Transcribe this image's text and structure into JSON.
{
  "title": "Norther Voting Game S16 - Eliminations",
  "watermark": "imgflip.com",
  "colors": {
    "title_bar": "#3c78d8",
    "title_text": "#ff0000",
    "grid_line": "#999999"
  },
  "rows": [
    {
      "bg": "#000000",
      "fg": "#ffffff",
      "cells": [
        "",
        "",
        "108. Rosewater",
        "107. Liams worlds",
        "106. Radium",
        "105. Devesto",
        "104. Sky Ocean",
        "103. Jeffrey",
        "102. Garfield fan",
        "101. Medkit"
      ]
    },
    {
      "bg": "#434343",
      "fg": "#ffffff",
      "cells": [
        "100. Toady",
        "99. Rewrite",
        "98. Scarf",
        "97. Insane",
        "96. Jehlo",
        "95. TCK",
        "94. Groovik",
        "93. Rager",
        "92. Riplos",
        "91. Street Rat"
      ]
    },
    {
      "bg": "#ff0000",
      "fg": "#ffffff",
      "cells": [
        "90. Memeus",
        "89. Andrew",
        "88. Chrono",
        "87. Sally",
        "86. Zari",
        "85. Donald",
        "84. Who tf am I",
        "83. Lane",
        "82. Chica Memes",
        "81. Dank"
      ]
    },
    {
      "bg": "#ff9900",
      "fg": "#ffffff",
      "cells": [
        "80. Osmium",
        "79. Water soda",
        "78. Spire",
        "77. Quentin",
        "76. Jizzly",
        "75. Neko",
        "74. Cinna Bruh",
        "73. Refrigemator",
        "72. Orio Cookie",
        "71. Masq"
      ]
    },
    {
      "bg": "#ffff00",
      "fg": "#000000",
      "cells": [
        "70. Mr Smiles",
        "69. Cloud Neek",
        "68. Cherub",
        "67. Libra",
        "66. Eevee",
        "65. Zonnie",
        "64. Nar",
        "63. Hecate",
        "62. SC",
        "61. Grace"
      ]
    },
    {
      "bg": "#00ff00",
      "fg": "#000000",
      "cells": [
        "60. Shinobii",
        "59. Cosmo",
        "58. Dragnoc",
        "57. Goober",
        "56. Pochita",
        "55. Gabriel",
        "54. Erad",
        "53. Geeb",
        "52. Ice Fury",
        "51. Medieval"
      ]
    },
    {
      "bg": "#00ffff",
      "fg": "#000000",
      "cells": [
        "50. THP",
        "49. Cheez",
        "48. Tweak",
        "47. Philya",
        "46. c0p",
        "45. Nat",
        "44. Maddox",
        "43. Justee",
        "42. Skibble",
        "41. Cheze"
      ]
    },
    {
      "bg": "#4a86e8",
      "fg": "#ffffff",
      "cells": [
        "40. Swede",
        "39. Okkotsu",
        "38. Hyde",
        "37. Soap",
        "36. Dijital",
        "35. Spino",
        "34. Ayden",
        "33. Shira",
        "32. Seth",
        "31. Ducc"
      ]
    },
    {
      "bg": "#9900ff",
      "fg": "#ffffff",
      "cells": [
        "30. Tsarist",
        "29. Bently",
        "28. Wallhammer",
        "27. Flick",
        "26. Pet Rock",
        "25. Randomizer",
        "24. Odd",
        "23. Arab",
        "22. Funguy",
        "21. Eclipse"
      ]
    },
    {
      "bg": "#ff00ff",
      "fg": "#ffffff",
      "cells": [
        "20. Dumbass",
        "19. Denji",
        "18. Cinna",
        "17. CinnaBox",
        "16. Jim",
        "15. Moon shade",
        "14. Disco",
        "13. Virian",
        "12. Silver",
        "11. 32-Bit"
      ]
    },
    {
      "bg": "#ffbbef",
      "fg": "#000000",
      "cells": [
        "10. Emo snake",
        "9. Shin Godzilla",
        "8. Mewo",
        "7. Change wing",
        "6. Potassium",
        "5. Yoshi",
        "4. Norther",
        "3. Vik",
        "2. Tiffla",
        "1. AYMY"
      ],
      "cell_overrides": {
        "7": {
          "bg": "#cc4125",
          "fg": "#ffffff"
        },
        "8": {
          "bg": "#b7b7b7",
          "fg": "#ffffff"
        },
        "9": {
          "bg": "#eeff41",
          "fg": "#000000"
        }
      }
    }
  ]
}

====

Short task: Copy out all of the records shown above exactly.

Solution to this exercise:
Transcribe this image's text and structure into JSON.
{
  "title": "Norther Voting Game S16 - Eliminations",
  "watermark": "imgflip.com",
  "colors": {
    "title_bar": "#3c78d8",
    "title_text": "#ff0000",
    "grid_line": "#999999"
  },
  "rows": [
    {
      "bg": "#000000",
      "fg": "#ffffff",
      "cells": [
        "",
        "",
        "108. Rosewater",
        "107. Liams worlds",
        "106. Radium",
        "105. Devesto",
        "104. Sky Ocean",
        "103. Jeffrey",
        "102. Garfield fan",
        "101. Medkit"
      ]
    },
    {
      "bg": "#434343",
      "fg": "#ffffff",
      "cells": [
        "100. Toady",
        "99. Rewrite",
        "98. Scarf",
        "97. Insane",
        "96. Jehlo",
        "95. TCK",
        "94. Groovik",
        "93. Rager",
        "92. Riplos",
        "91. Street Rat"
      ]
    },
    {
      "bg": "#ff0000",
      "fg": "#ffffff",
      "cells": [
        "90. Memeus",
        "89. Andrew",
        "88. Chrono",
        "87. Sally",
        "86. Zari",
        "85. Donald",
        "84. Who tf am I",
        "83. Lane",
        "82. Chica Memes",
        "81. Dank"
      ]
    },
    {
      "bg": "#ff9900",
      "fg": "#ffffff",
      "cells": [
        "80. Osmium",
        "79. Water soda",
        "78. Spire",
        "77. Quentin",
        "76. Jizzly",
        "75. Neko",
        "74. Cinna Bruh",
        "73. Refrigemator",
        "72. Orio Cookie",
        "71. Masq"
      ]
    },
    {
      "bg": "#ffff00",
      "fg": "#000000",
      "cells": [
        "70. Mr Smiles",
        "69. Cloud Neek",
        "68. Cherub",
        "67. Libra",
        "66. Eevee",
        "65. Zonnie",
        "64. Nar",
        "63. Hecate",
        "62. SC",
        "61. Grace"
      ]
    },
    {
      "bg": "#00ff00",
      "fg": "#000000",
      "cells": [
        "60. Shinobii",
        "59. Cosmo",
        "58. Dragnoc",
        "57. Goober",
        "56. Pochita",
        "55. Gabriel",
        "54. Erad",
        "53. Geeb",
        "52. Ice Fury",
        "51. Medieval"
      ]
    },
    {
      "bg": "#00ffff",
      "fg": "#000000",
      "cells": [
        "50. THP",
        "49. Cheez",
        "48. Tweak",
        "47. Philya",
        "46. c0p",
        "45. Nat",
        "44. Maddox",
        "43. Justee",
        "42. Skibble",
        "41. Cheze"
      ]
    },
    {
      "bg": "#4a86e8",
      "fg": "#ffffff",
      "cells": [
        "40. Swede",
        "39. Okkotsu",
        "38. Hyde",
        "37. Soap",
        "36. Dijital",
        "35. Spino",
        "34. Ayden",
        "33. Shira",
        "32. Seth",
        "31. Ducc"
      ]
    },
    {
      "bg": "#9900ff",
      "fg": "#ffffff",
      "cells": [
        "30. Tsarist",
        "29. Bently",
        "28. Wallhammer",
        "27. Flick",
        "26. Pet Rock",
        "25. Randomizer",
        "24. Odd",
        "23. Arab",
        "22. Funguy",
        "21. Eclipse"
      ]
    },
    {
      "bg": "#ff00ff",
      "fg": "#ffffff",
      "cells": [
        "20. Dumbass",
        "19. Denji",
        "18. Cinna",
        "17. CinnaBox",
        "16. Jim",
        "15. Moon shade",
        "14. Disco",
        "13. Virian",
        "12. Silver",
        "11. 32-Bit"
      ]
    },
    {
      "bg": "#ffbbef",
      "fg": "#000000",
      "cells": [
        "10. Emo snake",
        "9. Shin Godzilla",
        "8. Mewo",
        "7. Change wing",
        "6. Potassium",
        "5. Yoshi",
        "4. Norther",
        "3. Vik",
        "2. Tiffla",
        "1. AYMY"
      ],
      "cell_overrides": {
        "7": {
          "bg": "#cc4125",
          "fg": "#ffffff"
        },
        "8": {
          "bg": "#b7b7b7",
          "fg": "#ffffff"
        },
        "9": {
          "bg": "#eeff41",
          "fg": "#000000"
        }
      }
    }
  ]
}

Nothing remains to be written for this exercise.